### Records

######

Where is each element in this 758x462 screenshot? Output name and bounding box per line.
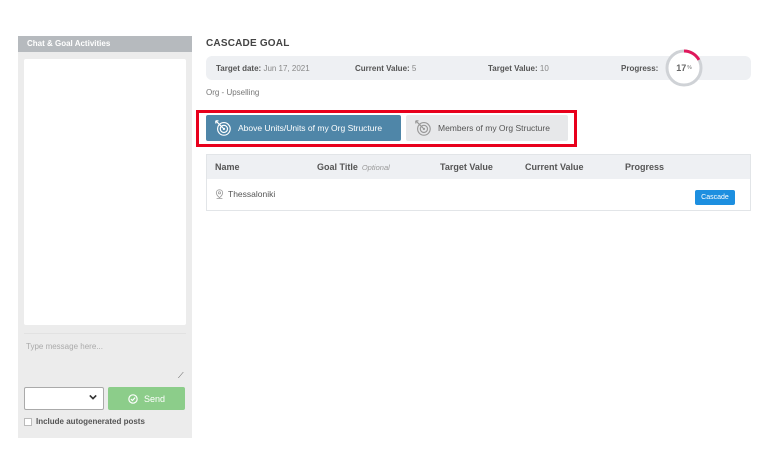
chat-feed[interactable]: [24, 59, 186, 325]
tab-above-units-label: Above Units/Units of my Org Structure: [238, 123, 383, 133]
current-value: Current Value: 5: [355, 64, 416, 73]
progress-percent: 17%: [664, 48, 704, 88]
table-row: Thessaloniki Cascade: [207, 179, 750, 210]
cascade-table: Name Goal Title Optional Target Value Cur…: [206, 154, 751, 211]
row-name: Thessaloniki: [215, 189, 275, 199]
target-value: Target Value: 10: [488, 64, 549, 73]
progress-label: Progress:: [621, 64, 659, 73]
current-value-label: Current Value:: [355, 64, 410, 73]
header-progress: Progress: [625, 162, 665, 172]
target-arrow-icon: [415, 120, 431, 136]
current-value-value: 5: [411, 64, 417, 73]
chat-panel: Chat & Goal Activities ⟋ Send Include au…: [18, 36, 192, 438]
target-arrow-icon: [215, 120, 231, 136]
target-value-label: Target Value:: [488, 64, 538, 73]
cascade-button[interactable]: Cascade: [695, 190, 735, 205]
target-date-label: Target date:: [216, 64, 262, 73]
progress-unit: %: [687, 65, 692, 71]
tab-members[interactable]: Members of my Org Structure: [406, 115, 568, 141]
progress: Progress:: [621, 64, 658, 73]
goal-summary-bar: Target date: Jun 17, 2021 Current Value:…: [206, 49, 751, 87]
header-name: Name: [215, 162, 240, 172]
progress-ring: 17%: [664, 48, 704, 88]
header-current-value: Current Value: [525, 162, 584, 172]
header-goal-title: Goal Title Optional: [317, 162, 390, 172]
send-label: Send: [143, 393, 166, 404]
header-target-value: Target Value: [440, 162, 493, 172]
breadcrumb: Org - Upselling: [206, 88, 260, 97]
target-value-value: 10: [539, 64, 549, 73]
target-date: Target date: Jun 17, 2021: [216, 64, 310, 73]
send-button[interactable]: Send: [108, 387, 185, 410]
table-header: Name Goal Title Optional Target Value Cur…: [207, 155, 750, 179]
chat-header: Chat & Goal Activities: [18, 36, 192, 52]
tab-above-units[interactable]: Above Units/Units of my Org Structure: [206, 115, 401, 141]
resize-handle-icon[interactable]: ⟋: [178, 371, 184, 381]
autogen-checkbox[interactable]: [24, 417, 32, 426]
progress-value: 17: [676, 63, 687, 73]
chevron-down-icon: [89, 394, 97, 400]
location-pin-icon: [215, 189, 224, 199]
autogen-label: Include autogenerated posts: [36, 417, 145, 426]
row-name-label: Thessaloniki: [228, 189, 276, 199]
channel-select[interactable]: [24, 387, 104, 410]
target-date-value: Jun 17, 2021: [263, 64, 310, 73]
chat-message-input[interactable]: [24, 333, 186, 381]
page-title: CASCADE GOAL: [206, 38, 290, 49]
header-goal-title-label: Goal Title: [317, 162, 358, 172]
autogen-option[interactable]: Include autogenerated posts: [24, 417, 145, 426]
check-circle-icon: [128, 393, 138, 404]
tab-members-label: Members of my Org Structure: [438, 123, 550, 133]
header-goal-title-hint: Optional: [361, 163, 390, 172]
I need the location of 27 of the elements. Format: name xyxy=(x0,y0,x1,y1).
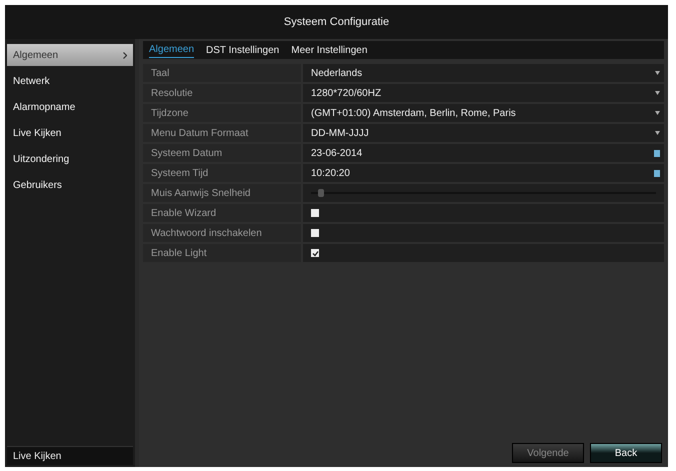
checkbox[interactable] xyxy=(311,229,319,237)
dropdown-icon[interactable] xyxy=(655,111,660,115)
checkbox[interactable] xyxy=(311,209,319,217)
checkbox[interactable] xyxy=(311,249,319,257)
back-button[interactable]: Back xyxy=(590,443,662,463)
slider-thumb[interactable] xyxy=(318,189,324,197)
sidebar-item[interactable]: Gebruikers xyxy=(7,174,133,196)
setting-value: 23-06-2014 xyxy=(311,148,362,158)
sidebar-item[interactable]: Netwerk xyxy=(7,70,133,92)
sidebar-item[interactable]: Live Kijken xyxy=(7,122,133,144)
sidebar-item[interactable]: Algemeen xyxy=(7,44,133,66)
dropdown-icon[interactable] xyxy=(655,71,660,75)
dropdown-icon[interactable] xyxy=(655,131,660,135)
tab[interactable]: Algemeen xyxy=(149,42,194,58)
setting-value: 1280*720/60HZ xyxy=(311,88,382,98)
setting-value: (GMT+01:00) Amsterdam, Berlin, Rome, Paris xyxy=(311,108,516,118)
sidebar-item[interactable]: Alarmopname xyxy=(7,96,133,118)
chevron-icon xyxy=(123,52,127,58)
live-view-button[interactable]: Live Kijken xyxy=(7,446,133,465)
window-title: Systeem Configuratie xyxy=(5,5,668,39)
sidebar-item[interactable]: Uitzondering xyxy=(7,148,133,170)
tab[interactable]: Meer Instellingen xyxy=(291,42,368,58)
dropdown-icon[interactable] xyxy=(655,91,660,95)
tab[interactable]: DST Instellingen xyxy=(206,42,280,58)
setting-value: 10:20:20 xyxy=(311,168,350,178)
setting-value: Nederlands xyxy=(311,68,362,78)
setting-value: DD-MM-JJJJ xyxy=(311,128,369,138)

######

### What to do
Pick out every line of the listing that contains the string "Include", matching case exactly, and copy each one.

### Solution for this exercise
chat-panel: Chat & Goal Activities ⟋ Send Include au…: [18, 36, 192, 438]
autogen-label: Include autogenerated posts: [36, 417, 145, 426]
autogen-option[interactable]: Include autogenerated posts: [24, 417, 145, 426]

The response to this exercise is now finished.